* Goal
Give every line of the material again, exactly as written.

____________

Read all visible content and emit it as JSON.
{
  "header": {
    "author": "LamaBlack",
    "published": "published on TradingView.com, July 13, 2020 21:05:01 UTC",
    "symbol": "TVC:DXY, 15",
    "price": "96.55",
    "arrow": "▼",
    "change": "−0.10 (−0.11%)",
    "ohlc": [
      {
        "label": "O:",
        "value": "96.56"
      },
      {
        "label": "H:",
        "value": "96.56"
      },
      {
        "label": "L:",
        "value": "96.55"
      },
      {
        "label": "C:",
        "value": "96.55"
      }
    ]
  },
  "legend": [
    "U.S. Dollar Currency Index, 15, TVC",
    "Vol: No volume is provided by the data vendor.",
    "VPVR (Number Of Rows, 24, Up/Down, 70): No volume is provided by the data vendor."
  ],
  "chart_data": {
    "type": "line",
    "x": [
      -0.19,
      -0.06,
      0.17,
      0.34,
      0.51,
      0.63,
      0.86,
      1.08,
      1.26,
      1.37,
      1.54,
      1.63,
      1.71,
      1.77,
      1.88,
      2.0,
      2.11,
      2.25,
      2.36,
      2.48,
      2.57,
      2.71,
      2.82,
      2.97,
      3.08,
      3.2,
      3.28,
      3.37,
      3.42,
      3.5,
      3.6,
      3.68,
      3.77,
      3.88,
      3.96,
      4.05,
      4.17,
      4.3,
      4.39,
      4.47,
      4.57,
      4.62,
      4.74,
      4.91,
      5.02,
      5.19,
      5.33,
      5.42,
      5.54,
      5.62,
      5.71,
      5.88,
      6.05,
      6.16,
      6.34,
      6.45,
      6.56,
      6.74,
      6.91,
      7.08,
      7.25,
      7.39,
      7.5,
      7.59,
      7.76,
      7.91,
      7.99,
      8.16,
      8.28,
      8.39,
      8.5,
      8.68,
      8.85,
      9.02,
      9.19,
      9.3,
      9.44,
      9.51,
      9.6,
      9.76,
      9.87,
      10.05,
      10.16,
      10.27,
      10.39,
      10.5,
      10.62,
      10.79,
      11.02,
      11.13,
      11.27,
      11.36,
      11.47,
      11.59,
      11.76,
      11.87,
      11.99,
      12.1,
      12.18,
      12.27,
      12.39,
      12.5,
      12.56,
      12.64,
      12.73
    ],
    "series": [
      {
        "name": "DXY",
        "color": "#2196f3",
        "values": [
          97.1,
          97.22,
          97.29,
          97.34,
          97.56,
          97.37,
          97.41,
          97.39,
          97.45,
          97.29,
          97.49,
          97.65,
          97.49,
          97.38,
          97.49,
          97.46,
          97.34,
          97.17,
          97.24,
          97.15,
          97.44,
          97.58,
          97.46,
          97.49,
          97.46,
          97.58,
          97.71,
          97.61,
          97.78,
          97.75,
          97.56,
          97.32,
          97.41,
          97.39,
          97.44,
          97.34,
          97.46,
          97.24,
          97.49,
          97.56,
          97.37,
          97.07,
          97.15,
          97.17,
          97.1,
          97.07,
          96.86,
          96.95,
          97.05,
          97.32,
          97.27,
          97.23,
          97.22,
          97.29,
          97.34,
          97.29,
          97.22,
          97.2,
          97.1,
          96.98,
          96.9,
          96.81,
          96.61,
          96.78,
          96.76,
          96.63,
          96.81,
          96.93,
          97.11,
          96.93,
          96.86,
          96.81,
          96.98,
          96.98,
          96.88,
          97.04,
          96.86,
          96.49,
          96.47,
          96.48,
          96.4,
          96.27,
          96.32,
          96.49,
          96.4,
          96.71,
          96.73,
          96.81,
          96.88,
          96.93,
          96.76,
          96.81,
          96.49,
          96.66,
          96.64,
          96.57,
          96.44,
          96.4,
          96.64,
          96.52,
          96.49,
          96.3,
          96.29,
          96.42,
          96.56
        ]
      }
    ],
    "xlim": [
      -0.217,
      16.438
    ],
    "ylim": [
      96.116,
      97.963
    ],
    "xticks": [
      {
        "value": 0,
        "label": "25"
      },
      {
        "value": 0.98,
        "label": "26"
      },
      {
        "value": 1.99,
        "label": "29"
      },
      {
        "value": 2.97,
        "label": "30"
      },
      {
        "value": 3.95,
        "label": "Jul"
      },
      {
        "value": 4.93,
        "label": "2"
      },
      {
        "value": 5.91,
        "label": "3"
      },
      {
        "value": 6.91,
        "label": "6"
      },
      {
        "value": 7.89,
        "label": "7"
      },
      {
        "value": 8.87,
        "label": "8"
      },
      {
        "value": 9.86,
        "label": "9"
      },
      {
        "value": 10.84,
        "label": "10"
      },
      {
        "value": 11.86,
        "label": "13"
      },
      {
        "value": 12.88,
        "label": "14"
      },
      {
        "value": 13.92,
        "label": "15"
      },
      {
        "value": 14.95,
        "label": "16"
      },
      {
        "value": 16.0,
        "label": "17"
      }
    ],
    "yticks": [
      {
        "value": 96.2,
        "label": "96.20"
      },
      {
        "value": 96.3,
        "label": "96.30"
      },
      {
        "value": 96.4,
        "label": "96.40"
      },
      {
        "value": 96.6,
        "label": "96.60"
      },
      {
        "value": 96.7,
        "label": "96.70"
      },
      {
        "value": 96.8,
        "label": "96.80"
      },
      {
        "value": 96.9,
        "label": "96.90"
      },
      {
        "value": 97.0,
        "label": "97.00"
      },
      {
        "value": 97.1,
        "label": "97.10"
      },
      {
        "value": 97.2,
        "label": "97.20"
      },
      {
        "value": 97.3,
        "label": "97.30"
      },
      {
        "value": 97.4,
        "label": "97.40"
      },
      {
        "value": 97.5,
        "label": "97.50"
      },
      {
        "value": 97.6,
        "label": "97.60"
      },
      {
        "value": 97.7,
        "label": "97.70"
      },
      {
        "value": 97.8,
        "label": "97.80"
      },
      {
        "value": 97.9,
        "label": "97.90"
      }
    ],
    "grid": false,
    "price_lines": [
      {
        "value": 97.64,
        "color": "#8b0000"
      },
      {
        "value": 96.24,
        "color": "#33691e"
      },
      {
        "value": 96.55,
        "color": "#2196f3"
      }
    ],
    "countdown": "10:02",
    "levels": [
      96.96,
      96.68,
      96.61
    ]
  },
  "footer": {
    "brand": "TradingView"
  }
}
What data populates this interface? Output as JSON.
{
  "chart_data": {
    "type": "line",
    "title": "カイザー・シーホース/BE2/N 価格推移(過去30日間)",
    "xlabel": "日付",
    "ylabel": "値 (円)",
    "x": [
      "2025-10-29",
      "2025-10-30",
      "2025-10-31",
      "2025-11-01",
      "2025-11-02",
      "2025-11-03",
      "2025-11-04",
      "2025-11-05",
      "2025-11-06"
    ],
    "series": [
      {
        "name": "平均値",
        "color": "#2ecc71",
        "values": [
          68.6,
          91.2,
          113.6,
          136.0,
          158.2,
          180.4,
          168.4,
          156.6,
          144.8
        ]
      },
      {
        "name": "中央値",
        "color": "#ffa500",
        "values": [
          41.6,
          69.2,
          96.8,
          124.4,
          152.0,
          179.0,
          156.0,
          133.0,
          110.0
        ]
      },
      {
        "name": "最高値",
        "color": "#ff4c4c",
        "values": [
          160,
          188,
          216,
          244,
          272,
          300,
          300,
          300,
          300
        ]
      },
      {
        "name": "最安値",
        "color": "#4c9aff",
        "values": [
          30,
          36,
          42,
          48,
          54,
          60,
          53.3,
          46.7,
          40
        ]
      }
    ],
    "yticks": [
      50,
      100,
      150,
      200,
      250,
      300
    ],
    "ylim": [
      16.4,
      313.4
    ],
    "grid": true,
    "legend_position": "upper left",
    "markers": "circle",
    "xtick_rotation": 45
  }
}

____________

* Response below
Read all visible content and emit it as JSON.
{
  "header": {
    "author": "LamaBlack",
    "published": "published on TradingView.com, July 13, 2020 21:05:01 UTC",
    "symbol": "TVC:DXY, 15",
    "price": "96.55",
    "arrow": "▼",
    "change": "−0.10 (−0.11%)",
    "ohlc": [
      {
        "label": "O:",
        "value": "96.56"
      },
      {
        "label": "H:",
        "value": "96.56"
      },
      {
        "label": "L:",
        "value": "96.55"
      },
      {
        "label": "C:",
        "value": "96.55"
      }
    ]
  },
  "legend": [
    "U.S. Dollar Currency Index, 15, TVC",
    "Vol: No volume is provided by the data vendor.",
    "VPVR (Number Of Rows, 24, Up/Down, 70): No volume is provided by the data vendor."
  ],
  "chart_data": {
    "type": "line",
    "x": [
      -0.19,
      -0.06,
      0.17,
      0.34,
      0.51,
      0.63,
      0.86,
      1.08,
      1.26,
      1.37,
      1.54,
      1.63,
      1.71,
      1.77,
      1.88,
      2.0,
      2.11,
      2.25,
      2.36,
      2.48,
      2.57,
      2.71,
      2.82,
      2.97,
      3.08,
      3.2,
      3.28,
      3.37,
      3.42,
      3.5,
      3.6,
      3.68,
      3.77,
      3.88,
      3.96,
      4.05,
      4.17,
      4.3,
      4.39,
      4.47,
      4.57,
      4.62,
      4.74,
      4.91,
      5.02,
      5.19,
      5.33,
      5.42,
      5.54,
      5.62,
      5.71,
      5.88,
      6.05,
      6.16,
      6.34,
      6.45,
      6.56,
      6.74,
      6.91,
      7.08,
      7.25,
      7.39,
      7.5,
      7.59,
      7.76,
      7.91,
      7.99,
      8.16,
      8.28,
      8.39,
      8.5,
      8.68,
      8.85,
      9.02,
      9.19,
      9.3,
      9.44,
      9.51,
      9.6,
      9.76,
      9.87,
      10.05,
      10.16,
      10.27,
      10.39,
      10.5,
      10.62,
      10.79,
      11.02,
      11.13,
      11.27,
      11.36,
      11.47,
      11.59,
      11.76,
      11.87,
      11.99,
      12.1,
      12.18,
      12.27,
      12.39,
      12.5,
      12.56,
      12.64,
      12.73
    ],
    "series": [
      {
        "name": "DXY",
        "color": "#2196f3",
        "values": [
          97.1,
          97.22,
          97.29,
          97.34,
          97.56,
          97.37,
          97.41,
          97.39,
          97.45,
          97.29,
          97.49,
          97.65,
          97.49,
          97.38,
          97.49,
          97.46,
          97.34,
          97.17,
          97.24,
          97.15,
          97.44,
          97.58,
          97.46,
          97.49,
          97.46,
          97.58,
          97.71,
          97.61,
          97.78,
          97.75,
          97.56,
          97.32,
          97.41,
          97.39,
          97.44,
          97.34,
          97.46,
          97.24,
          97.49,
          97.56,
          97.37,
          97.07,
          97.15,
          97.17,
          97.1,
          97.07,
          96.86,
          96.95,
          97.05,
          97.32,
          97.27,
          97.23,
          97.22,
          97.29,
          97.34,
          97.29,
          97.22,
          97.2,
          97.1,
          96.98,
          96.9,
          96.81,
          96.61,
          96.78,
          96.76,
          96.63,
          96.81,
          96.93,
          97.11,
          96.93,
          96.86,
          96.81,
          96.98,
          96.98,
          96.88,
          97.04,
          96.86,
          96.49,
          96.47,
          96.48,
          96.4,
          96.27,
          96.32,
          96.49,
          96.4,
          96.71,
          96.73,
          96.81,
          96.88,
          96.93,
          96.76,
          96.81,
          96.49,
          96.66,
          96.64,
          96.57,
          96.44,
          96.4,
          96.64,
          96.52,
          96.49,
          96.3,
          96.29,
          96.42,
          96.56
        ]
      }
    ],
    "xlim": [
      -0.217,
      16.438
    ],
    "ylim": [
      96.116,
      97.963
    ],
    "xticks": [
      {
        "value": 0,
        "label": "25"
      },
      {
        "value": 0.98,
        "label": "26"
      },
      {
        "value": 1.99,
        "label": "29"
      },
      {
        "value": 2.97,
        "label": "30"
      },
      {
        "value": 3.95,
        "label": "Jul"
      },
      {
        "value": 4.93,
        "label": "2"
      },
      {
        "value": 5.91,
        "label": "3"
      },
      {
        "value": 6.91,
        "label": "6"
      },
      {
        "value": 7.89,
        "label": "7"
      },
      {
        "value": 8.87,
        "label": "8"
      },
      {
        "value": 9.86,
        "label": "9"
      },
      {
        "value": 10.84,
        "label": "10"
      },
      {
        "value": 11.86,
        "label": "13"
      },
      {
        "value": 12.88,
        "label": "14"
      },
      {
        "value": 13.92,
        "label": "15"
      },
      {
        "value": 14.95,
        "label": "16"
      },
      {
        "value": 16.0,
        "label": "17"
      }
    ],
    "yticks": [
      {
        "value": 96.2,
        "label": "96.20"
      },
      {
        "value": 96.3,
        "label": "96.30"
      },
      {
        "value": 96.4,
        "label": "96.40"
      },
      {
        "value": 96.6,
        "label": "96.60"
      },
      {
        "value": 96.7,
        "label": "96.70"
      },
      {
        "value": 96.8,
        "label": "96.80"
      },
      {
        "value": 96.9,
        "label": "96.90"
      },
      {
        "value": 97.0,
        "label": "97.00"
      },
      {
        "value": 97.1,
        "label": "97.10"
      },
      {
        "value": 97.2,
        "label": "97.20"
      },
      {
        "value": 97.3,
        "label": "97.30"
      },
      {
        "value": 97.4,
        "label": "97.40"
      },
      {
        "value": 97.5,
        "label": "97.50"
      },
      {
        "value": 97.6,
        "label": "97.60"
      },
      {
        "value": 97.7,
        "label": "97.70"
      },
      {
        "value": 97.8,
        "label": "97.80"
      },
      {
        "value": 97.9,
        "label": "97.90"
      }
    ],
    "grid": false,
    "price_lines": [
      {
        "value": 97.64,
        "color": "#8b0000"
      },
      {
        "value": 96.24,
        "color": "#33691e"
      },
      {
        "value": 96.55,
        "color": "#2196f3"
      }
    ],
    "countdown": "10:02",
    "levels": [
      96.96,
      96.68,
      96.61
    ]
  },
  "footer": {
    "brand": "TradingView"
  }
}
What data populates this interface? Output as JSON.
{
  "chart_data": {
    "type": "line",
    "title": "カイザー・シーホース/BE2/N 価格推移(過去30日間)",
    "xlabel": "日付",
    "ylabel": "値 (円)",
    "x": [
      "2025-10-29",
      "2025-10-30",
      "2025-10-31",
      "2025-11-01",
      "2025-11-02",
      "2025-11-03",
      "2025-11-04",
      "2025-11-05",
      "2025-11-06"
    ],
    "series": [
      {
        "name": "平均値",
        "color": "#2ecc71",
        "values": [
          68.6,
          91.2,
          113.6,
          136.0,
          158.2,
          180.4,
          168.4,
          156.6,
          144.8
        ]
      },
      {
        "name": "中央値",
        "color": "#ffa500",
        "values": [
          41.6,
          69.2,
          96.8,
          124.4,
          152.0,
          179.0,
          156.0,
          133.0,
          110.0
        ]
      },
      {
        "name": "最高値",
        "color": "#ff4c4c",
        "values": [
          160,
          188,
          216,
          244,
          272,
          300,
          300,
          300,
          300
        ]
      },
      {
        "name": "最安値",
        "color": "#4c9aff",
        "values": [
          30,
          36,
          42,
          48,
          54,
          60,
          53.3,
          46.7,
          40
        ]
      }
    ],
    "yticks": [
      50,
      100,
      150,
      200,
      250,
      300
    ],
    "ylim": [
      16.4,
      313.4
    ],
    "grid": true,
    "legend_position": "upper left",
    "markers": "circle",
    "xtick_rotation": 45
  }
}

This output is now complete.